Explore the material:
1 - For each of the statements (a), (b) and (c) below, say whether it agrees with the N. ramosa text. Answer yes or no, and quote the words of the text that decide it.
(a) Colonies on outcrops and boulders protruding more than 15 cm from the seafloor were taller than colonies on smaller rocky outcrops.
(b) The term "coral gardens" came originally from the resemblance of sponge-dominated habitats to trees.
(c) The authors propose that N. ramosa colony densities of 1–9 m−2 or higher be considered hydroid gardens.
2 - According to the N. ramosa text, how much higher than a defined threshold value did Bullimore et al. (2013) say coral colony density must be for the garden classification to apply?
3 - Continue the N. ramosa text from its last sentence.

Supplied text:

BEGIN

The preference of N. ramosa for rocky bottom shown in this work agrees with previous observations from the coasts of Britain and Ireland (Porter 2012). In addition, it was seen that colonies growing on outcrops and boulders protruding more than 15 cm from the surrounding seafloor were taller than colonies growing in smaller rocky outcrops. It is known that roughness of the substrate increases turbulent transport, which combined with reduced flow close to the seabed (Frechette et al. 1989) may drive benthic suspension feeders to settle and develop in more protruding locales.

A diverse number of deep-water coral taxa aggregations are now termed “coral gardens” (a classification derived originally from the resemblance of gorgonian-dominated habitats to “trees” in the cold-water environment, Andrews et al. 2002; OSPAR 2008). Consequently, the term hydroid gardens can be applied to aggregations of large hydrozoa. Like corals, hydroids also form three-dimensional habitats (Porter 2012; Tempera et al. 2013), and support associated species (Hughes 1986). Recent studies proposed that such classification should be applied only to areas where the density of coral colonies is ten times higher than a defined threshold value (Bullimore et al. 2013). N. ramosa was considered a rare and occasional species (1–9 10−3 m−2), which can be used as a threshold value for the species in the Azores. However, based on the imagery analysed in this study and the circalittoral community studied in detail, we propose that colony densities of 1–9 m−2 or higher should be considered hydroid gardens of N. ramosa.

END

Data extracts:
BEGIN

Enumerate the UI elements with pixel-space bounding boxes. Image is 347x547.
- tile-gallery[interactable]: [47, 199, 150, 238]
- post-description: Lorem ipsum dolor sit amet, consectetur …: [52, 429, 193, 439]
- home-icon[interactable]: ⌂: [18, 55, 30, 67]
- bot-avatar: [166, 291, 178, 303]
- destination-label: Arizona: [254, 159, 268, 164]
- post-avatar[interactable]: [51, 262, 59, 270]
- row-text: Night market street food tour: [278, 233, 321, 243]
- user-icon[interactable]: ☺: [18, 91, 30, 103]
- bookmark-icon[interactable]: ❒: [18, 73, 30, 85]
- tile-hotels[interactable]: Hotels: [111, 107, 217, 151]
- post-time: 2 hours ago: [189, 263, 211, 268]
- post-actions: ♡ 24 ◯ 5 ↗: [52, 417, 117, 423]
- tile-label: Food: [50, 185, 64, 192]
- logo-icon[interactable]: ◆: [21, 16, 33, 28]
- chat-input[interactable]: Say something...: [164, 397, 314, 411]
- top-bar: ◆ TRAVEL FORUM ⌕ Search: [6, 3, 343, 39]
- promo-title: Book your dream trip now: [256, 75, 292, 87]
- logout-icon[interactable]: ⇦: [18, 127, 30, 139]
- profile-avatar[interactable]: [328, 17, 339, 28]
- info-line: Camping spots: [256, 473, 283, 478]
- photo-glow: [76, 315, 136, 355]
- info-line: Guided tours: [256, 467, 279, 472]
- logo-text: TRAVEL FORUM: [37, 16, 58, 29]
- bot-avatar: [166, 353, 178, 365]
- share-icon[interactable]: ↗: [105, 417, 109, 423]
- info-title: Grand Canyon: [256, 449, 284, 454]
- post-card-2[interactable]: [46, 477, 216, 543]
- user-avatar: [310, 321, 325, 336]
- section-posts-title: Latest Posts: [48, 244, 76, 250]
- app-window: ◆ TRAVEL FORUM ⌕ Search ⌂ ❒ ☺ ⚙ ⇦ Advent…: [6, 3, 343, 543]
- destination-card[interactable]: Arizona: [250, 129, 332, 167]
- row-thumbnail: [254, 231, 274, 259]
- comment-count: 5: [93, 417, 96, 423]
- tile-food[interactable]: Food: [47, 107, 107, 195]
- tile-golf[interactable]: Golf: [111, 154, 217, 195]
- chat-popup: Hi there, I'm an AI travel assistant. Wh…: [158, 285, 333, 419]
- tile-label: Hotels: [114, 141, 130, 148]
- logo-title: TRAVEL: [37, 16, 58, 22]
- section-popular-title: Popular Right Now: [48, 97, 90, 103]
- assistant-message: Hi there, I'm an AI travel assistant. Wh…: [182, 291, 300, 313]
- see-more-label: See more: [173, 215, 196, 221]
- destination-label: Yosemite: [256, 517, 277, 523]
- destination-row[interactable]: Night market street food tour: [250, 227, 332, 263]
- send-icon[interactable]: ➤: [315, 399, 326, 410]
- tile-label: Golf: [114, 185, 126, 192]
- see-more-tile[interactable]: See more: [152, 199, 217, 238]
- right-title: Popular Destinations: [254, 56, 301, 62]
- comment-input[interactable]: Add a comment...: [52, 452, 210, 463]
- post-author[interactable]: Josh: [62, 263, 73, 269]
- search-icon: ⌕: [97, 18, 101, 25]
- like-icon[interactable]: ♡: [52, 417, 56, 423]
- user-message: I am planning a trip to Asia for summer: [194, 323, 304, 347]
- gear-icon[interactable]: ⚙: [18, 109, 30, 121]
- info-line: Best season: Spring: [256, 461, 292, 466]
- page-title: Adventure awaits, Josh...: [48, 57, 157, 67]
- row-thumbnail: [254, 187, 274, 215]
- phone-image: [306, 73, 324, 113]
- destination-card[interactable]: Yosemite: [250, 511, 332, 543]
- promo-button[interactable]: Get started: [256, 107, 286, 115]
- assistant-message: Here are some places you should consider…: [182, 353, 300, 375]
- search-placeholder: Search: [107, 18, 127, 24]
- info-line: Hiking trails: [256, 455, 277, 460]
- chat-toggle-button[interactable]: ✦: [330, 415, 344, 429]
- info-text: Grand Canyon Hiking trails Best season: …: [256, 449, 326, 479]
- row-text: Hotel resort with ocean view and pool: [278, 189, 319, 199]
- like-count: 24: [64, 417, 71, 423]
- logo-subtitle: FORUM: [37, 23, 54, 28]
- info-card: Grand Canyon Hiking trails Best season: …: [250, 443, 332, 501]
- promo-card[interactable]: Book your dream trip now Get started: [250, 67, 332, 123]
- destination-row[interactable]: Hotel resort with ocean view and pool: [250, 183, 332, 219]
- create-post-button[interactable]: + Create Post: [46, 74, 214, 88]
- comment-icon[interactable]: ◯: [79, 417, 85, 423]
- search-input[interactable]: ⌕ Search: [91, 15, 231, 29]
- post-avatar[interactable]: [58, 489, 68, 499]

END

Task-by-task answers:
1 -
(a) Yes: "colonies growing on outcrops and boulders protruding more than 15 cm from the surrounding seafloor were taller than colonies growing in smaller rocky outcrops"
(b) No: "derived originally from the resemblance of gorgonian-dominated habitats to “trees” in the cold-water environment"
(c) Yes: "we propose that colony densities of 1–9 m−2 or higher should be considered hydroid gardens of N. ramosa"

2 - Ten times higher than the defined threshold value.

3 -
Patchy and aggregated communities are more sensitive to anthropogenic impacts such as physical disturbance from dredge deposits, fishing or anchoring activities (Thrush et al. 1998) since localized impacts may affect entire gene pools (Sommer 1992). Large hydroids (here considered colonies >15 cm height) are more sensitive to physical disturbance than small hydroid species that are often reported growing on marine litter or other substrate available (Harms 1990; Gomes-Pereira et al. 2012). In turn, in comparison to corals, hydroids have faster growth rates and shorter life spans (Hughes 1986), than have been reported for scleractinians or stylasterid hydrocorals corals (Andrews et al. 2002). These aspects, as well as reproductive strategies should be addressed in future works, as these might translate into different susceptibilities to human impact and the subsequent need of conservation measures.

Further records of N. ramosa are expected from other island shelves, slopes, and seamounts. Recent studies have revealed a great diversity of hydroids in deep-water coral habitats (Henry et al. 2008). As these habitats extend throughout Atlantic seamounts and are being increasingly studied (Tempera et al. 2012, 2013), knowledge on their diversity and on eurybatic hydroid species is expected to increase. The hydroid gardens reported here were used by a diverse ichthyofauna, and epibiont species have been previously recorded, such as Aglaophenia tubulifera off Faial Island (Cornelius 1992). However, a quantification of the importance of N. ramosa as a habitat-building species remains unaddressed. The ecological processes related to its settlement require further research. Improved sampling methodologies should be utilized to provide more data on the spatial distribution of this species and the extent of communities dominated by large hydrozoans.